__STATED GOAL__. List, from the lines below, each one with "Code" in it.
### DATA LISTING ###
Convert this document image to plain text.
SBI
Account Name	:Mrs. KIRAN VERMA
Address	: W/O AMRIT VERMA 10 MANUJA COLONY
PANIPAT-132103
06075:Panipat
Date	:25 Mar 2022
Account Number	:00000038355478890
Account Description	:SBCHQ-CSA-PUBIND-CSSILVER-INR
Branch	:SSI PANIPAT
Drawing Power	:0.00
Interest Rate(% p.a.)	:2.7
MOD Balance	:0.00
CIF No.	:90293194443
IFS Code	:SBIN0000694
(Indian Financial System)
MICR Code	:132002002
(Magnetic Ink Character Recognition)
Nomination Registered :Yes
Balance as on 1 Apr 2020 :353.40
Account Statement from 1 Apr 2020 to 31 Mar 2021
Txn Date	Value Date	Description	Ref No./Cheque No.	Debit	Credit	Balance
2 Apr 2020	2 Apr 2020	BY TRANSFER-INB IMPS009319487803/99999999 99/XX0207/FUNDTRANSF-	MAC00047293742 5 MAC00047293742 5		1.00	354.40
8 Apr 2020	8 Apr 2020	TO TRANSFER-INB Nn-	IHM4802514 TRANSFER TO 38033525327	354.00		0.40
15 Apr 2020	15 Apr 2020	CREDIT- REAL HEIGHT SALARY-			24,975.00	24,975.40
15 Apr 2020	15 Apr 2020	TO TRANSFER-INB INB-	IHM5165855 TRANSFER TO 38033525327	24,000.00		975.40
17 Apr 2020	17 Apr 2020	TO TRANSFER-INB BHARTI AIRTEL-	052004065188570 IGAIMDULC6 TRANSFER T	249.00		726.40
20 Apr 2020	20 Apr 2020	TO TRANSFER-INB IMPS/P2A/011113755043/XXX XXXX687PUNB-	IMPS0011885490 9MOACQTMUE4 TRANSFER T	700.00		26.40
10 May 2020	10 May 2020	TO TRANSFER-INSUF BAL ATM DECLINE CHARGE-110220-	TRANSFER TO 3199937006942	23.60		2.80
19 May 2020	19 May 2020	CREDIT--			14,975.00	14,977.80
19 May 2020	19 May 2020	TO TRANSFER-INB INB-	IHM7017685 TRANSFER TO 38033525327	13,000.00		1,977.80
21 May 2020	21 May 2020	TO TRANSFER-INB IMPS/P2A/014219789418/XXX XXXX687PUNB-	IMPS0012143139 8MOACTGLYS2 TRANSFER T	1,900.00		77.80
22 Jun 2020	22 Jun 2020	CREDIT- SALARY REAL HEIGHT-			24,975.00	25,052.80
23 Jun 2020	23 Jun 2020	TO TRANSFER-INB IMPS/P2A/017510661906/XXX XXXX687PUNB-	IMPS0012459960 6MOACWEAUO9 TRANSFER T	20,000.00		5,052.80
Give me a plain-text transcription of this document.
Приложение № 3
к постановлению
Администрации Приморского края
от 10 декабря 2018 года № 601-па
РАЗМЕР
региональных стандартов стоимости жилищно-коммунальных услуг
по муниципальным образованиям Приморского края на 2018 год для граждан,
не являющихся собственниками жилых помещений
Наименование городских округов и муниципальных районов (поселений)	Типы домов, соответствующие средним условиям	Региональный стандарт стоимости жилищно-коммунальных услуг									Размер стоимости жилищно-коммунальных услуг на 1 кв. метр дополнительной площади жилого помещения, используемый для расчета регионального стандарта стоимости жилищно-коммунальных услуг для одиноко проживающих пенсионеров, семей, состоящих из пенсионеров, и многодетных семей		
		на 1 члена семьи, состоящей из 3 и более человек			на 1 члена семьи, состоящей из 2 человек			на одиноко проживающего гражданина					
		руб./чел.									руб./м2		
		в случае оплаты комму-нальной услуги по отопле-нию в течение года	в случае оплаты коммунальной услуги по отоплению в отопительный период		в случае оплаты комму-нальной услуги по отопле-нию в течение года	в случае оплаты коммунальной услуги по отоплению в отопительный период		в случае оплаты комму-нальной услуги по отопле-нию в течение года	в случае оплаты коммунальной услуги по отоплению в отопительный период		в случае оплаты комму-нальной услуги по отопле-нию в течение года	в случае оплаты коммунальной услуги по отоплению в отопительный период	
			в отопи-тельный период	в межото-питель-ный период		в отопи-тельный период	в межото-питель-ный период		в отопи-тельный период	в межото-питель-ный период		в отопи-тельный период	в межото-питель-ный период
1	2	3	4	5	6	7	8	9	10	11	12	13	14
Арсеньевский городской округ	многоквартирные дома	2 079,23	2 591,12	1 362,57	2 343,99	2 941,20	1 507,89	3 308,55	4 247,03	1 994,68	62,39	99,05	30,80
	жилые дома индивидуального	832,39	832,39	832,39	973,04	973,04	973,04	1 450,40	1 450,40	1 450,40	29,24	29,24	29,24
###
__SOLUTION__.
IFS Code	:SBIN0000694
MICR Code	:132002002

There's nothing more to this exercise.